START Data for this exercise
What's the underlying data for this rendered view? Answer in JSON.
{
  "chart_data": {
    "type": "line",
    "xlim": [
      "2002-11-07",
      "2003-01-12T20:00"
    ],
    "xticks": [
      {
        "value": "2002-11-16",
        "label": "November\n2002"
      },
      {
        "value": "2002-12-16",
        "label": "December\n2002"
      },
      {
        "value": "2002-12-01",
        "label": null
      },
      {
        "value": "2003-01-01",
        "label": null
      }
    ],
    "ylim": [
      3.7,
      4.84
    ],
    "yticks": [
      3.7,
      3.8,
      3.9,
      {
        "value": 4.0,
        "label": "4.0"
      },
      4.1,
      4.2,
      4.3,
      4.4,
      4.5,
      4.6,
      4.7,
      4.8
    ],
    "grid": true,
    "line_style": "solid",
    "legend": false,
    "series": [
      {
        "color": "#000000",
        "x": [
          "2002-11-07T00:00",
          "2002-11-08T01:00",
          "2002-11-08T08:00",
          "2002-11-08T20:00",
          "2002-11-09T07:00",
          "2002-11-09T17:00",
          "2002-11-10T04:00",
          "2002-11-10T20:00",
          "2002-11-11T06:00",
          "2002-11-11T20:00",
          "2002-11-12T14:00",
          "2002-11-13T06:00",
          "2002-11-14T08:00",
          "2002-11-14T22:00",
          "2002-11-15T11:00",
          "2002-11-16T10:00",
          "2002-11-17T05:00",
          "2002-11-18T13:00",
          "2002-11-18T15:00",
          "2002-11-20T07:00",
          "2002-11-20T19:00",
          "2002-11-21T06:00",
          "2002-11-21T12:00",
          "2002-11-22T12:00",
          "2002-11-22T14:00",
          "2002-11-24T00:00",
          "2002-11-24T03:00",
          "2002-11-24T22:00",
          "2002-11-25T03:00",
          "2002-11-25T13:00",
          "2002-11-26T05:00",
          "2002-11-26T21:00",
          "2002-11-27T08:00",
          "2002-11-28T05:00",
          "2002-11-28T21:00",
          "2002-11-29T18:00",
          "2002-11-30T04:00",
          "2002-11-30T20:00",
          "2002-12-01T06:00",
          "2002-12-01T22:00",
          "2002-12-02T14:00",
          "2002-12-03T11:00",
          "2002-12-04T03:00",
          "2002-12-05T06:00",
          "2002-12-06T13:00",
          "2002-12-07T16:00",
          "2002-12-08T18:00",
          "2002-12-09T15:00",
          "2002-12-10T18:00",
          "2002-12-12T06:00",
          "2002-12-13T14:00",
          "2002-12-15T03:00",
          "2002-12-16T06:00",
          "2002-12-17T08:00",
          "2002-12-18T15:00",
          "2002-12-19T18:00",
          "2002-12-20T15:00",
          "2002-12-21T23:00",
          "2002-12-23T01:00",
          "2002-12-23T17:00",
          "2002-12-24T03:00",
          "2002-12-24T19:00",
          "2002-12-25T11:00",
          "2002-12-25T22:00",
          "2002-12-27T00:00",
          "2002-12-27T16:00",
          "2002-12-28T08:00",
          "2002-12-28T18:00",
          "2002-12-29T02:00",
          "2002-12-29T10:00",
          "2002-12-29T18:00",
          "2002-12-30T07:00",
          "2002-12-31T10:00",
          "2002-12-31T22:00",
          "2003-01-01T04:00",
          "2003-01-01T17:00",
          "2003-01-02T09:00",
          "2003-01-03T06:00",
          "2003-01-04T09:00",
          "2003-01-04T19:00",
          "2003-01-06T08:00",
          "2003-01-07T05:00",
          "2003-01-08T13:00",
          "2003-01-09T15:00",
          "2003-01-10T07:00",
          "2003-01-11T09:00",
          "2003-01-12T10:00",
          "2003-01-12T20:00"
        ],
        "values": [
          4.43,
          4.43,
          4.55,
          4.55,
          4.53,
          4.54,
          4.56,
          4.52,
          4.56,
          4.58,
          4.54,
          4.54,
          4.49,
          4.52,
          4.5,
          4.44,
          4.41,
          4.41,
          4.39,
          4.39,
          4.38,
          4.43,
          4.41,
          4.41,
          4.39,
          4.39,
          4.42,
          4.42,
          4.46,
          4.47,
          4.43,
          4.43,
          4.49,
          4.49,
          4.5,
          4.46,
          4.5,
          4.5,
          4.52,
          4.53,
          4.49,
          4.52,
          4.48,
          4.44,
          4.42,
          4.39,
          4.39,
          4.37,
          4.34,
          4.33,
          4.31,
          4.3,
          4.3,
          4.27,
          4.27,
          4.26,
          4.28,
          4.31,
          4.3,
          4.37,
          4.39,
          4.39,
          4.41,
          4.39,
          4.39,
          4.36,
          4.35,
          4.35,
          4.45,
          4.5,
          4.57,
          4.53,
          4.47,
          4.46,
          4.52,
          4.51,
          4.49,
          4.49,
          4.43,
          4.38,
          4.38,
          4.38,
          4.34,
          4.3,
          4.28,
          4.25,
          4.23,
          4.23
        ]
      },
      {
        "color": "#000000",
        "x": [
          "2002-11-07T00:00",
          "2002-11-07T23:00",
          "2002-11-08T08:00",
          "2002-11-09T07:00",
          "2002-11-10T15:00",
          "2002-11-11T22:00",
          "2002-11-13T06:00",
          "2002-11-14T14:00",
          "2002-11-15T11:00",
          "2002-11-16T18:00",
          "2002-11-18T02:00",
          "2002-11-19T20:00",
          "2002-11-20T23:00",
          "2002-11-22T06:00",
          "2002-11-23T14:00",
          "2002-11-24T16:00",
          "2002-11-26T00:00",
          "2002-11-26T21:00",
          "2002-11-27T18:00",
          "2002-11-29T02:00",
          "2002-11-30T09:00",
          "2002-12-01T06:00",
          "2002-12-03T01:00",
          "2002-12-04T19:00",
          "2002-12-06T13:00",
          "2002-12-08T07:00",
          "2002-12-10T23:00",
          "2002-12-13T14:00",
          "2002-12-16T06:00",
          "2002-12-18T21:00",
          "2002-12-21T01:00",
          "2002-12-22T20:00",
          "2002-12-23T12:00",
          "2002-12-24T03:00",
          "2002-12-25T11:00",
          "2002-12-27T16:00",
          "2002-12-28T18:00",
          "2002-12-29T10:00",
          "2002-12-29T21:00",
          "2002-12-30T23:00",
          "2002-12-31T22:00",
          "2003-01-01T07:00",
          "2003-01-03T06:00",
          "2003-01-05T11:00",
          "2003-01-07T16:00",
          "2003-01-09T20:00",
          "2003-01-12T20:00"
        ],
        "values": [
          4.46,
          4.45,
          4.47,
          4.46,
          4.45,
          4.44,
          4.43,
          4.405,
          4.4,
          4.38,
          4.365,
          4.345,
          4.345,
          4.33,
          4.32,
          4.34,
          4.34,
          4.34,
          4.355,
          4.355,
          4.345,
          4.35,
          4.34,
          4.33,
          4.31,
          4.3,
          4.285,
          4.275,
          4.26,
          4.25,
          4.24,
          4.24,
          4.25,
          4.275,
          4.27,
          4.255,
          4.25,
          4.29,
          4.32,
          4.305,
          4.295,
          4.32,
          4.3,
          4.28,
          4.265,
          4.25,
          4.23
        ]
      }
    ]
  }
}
END Data for this exercise
START Data for this exercise
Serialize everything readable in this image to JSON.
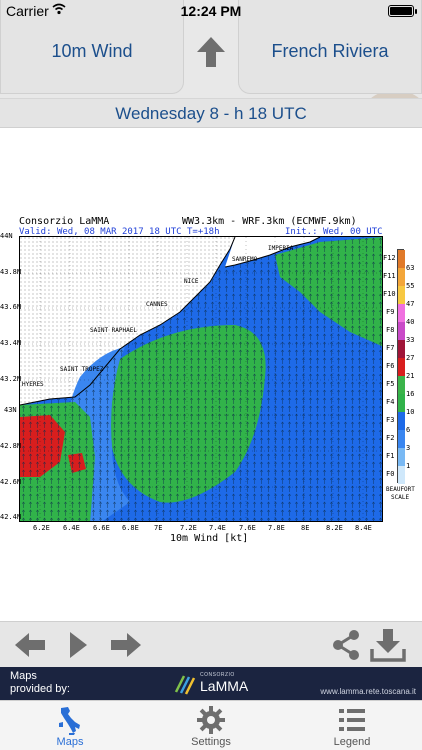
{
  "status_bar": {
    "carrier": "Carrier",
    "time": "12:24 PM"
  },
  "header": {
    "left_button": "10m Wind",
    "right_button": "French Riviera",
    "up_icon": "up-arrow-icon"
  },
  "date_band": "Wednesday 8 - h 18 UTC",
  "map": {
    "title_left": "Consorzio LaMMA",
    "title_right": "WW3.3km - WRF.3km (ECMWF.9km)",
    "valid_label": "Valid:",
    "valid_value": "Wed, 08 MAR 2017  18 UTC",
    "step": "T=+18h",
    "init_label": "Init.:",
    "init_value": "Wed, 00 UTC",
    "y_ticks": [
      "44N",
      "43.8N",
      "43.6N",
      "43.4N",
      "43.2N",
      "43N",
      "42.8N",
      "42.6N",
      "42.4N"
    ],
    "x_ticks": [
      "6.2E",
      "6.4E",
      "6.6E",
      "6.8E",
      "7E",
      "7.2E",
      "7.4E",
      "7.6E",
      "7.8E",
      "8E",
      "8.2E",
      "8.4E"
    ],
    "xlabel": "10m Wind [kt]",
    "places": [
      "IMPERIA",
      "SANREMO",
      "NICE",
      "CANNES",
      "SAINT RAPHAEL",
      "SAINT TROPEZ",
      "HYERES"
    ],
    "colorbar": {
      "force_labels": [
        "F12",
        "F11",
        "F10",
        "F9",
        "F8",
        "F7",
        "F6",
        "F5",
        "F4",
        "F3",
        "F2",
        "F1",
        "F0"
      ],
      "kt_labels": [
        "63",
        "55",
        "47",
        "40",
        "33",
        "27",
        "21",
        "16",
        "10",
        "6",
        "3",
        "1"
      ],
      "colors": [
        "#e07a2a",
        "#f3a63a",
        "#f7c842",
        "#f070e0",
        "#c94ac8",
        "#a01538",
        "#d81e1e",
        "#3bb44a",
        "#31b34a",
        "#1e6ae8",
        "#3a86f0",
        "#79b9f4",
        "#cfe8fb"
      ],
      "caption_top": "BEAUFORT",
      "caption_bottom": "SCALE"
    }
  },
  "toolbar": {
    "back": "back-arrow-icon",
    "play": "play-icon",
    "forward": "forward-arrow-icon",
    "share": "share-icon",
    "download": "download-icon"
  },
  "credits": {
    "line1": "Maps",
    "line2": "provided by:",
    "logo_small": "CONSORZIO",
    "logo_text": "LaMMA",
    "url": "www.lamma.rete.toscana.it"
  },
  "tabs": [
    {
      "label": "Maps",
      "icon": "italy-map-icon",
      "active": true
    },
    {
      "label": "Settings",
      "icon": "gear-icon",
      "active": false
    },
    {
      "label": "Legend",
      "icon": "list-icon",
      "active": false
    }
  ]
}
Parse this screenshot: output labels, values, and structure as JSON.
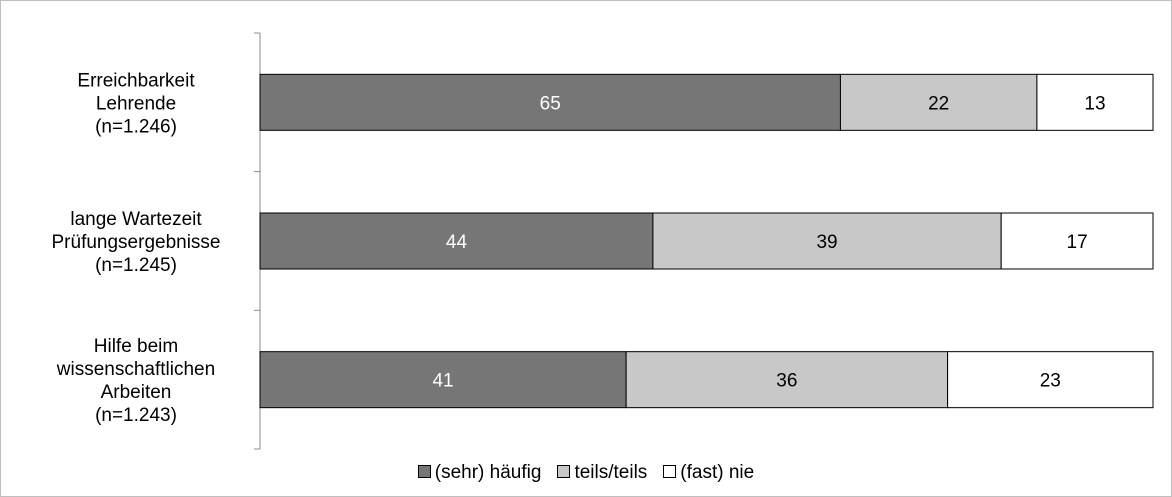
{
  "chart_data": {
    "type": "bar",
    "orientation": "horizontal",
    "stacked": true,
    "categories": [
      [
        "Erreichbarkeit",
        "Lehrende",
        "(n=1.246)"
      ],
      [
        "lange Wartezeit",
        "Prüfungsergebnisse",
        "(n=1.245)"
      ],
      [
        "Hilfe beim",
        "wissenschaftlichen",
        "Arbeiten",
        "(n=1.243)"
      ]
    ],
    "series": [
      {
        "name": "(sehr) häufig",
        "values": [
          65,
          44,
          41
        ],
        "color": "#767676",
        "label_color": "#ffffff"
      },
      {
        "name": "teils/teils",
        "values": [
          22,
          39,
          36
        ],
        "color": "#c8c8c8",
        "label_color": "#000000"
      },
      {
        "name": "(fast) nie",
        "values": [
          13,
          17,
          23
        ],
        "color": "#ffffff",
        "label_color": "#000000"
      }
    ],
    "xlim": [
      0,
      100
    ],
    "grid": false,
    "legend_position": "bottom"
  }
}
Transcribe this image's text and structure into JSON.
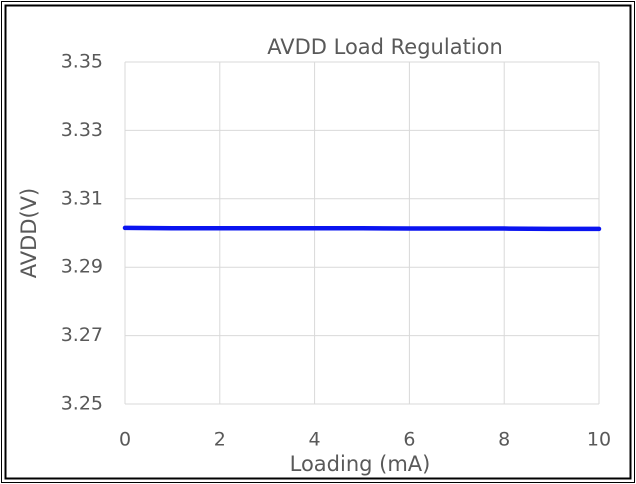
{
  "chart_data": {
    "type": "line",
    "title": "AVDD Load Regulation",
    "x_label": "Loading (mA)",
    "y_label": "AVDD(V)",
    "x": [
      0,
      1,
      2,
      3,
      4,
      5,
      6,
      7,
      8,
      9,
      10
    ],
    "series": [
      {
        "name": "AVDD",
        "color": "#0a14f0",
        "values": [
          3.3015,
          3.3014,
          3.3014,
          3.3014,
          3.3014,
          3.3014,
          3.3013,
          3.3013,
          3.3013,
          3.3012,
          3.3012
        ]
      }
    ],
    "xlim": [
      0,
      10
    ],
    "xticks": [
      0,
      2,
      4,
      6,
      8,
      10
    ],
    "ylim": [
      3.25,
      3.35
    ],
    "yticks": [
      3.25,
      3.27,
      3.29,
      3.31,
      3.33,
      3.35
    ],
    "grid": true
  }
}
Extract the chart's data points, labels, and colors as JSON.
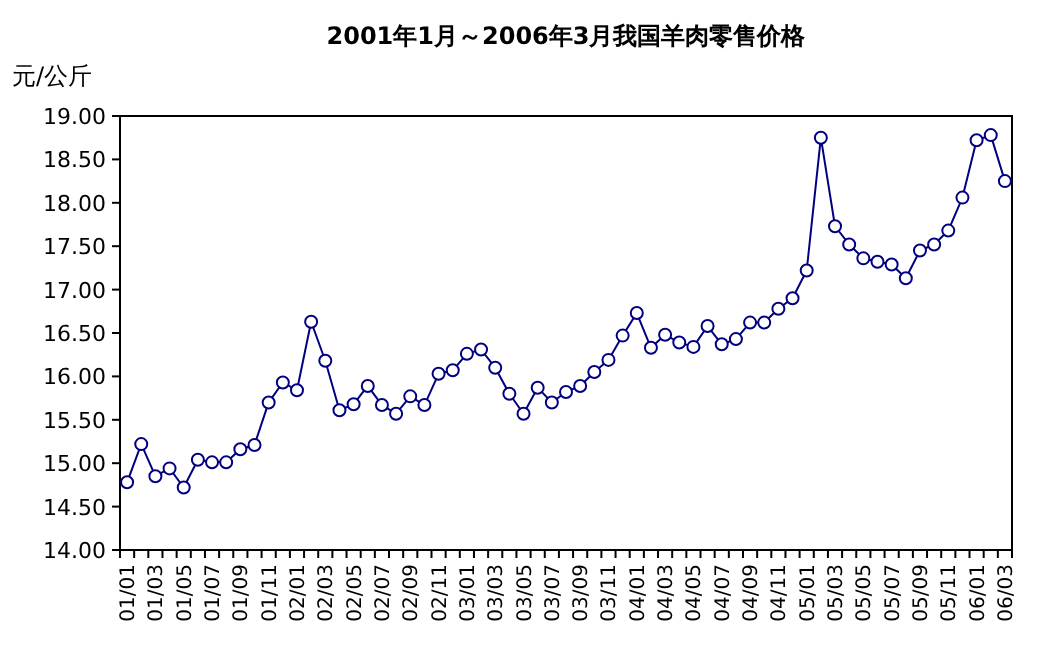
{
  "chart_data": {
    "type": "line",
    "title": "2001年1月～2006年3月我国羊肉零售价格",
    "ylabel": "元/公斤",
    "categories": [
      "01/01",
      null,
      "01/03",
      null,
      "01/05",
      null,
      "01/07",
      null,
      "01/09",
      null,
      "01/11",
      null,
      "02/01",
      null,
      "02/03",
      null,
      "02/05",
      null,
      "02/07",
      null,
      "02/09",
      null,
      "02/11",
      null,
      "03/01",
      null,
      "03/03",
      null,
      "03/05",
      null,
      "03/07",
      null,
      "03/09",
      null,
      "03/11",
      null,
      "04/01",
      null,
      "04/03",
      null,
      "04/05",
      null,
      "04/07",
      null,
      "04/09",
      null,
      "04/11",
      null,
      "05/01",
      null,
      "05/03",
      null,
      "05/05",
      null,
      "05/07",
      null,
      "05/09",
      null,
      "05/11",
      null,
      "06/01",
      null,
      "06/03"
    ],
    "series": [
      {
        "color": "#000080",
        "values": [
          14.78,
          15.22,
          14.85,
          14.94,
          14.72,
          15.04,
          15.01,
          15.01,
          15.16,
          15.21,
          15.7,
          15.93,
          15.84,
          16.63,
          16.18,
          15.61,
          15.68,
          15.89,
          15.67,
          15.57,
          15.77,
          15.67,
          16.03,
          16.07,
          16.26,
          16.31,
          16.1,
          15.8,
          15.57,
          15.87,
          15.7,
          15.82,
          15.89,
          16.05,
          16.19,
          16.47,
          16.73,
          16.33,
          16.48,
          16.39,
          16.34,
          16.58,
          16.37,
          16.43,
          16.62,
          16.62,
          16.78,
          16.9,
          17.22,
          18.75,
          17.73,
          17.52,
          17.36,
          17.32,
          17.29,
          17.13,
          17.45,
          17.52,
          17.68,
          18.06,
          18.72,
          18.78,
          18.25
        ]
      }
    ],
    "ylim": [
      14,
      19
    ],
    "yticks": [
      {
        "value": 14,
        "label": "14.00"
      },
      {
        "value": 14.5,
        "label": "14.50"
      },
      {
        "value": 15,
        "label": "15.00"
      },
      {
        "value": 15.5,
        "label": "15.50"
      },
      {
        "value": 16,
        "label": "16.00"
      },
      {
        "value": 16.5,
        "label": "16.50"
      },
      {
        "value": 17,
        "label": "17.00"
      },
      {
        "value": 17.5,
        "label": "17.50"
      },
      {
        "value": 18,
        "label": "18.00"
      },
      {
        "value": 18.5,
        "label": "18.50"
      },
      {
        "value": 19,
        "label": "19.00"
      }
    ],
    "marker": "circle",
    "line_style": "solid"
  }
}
END Data for this exercise
## Directions
Look through the material and say how many lines hold "structure". Give the number only.

## The reply
2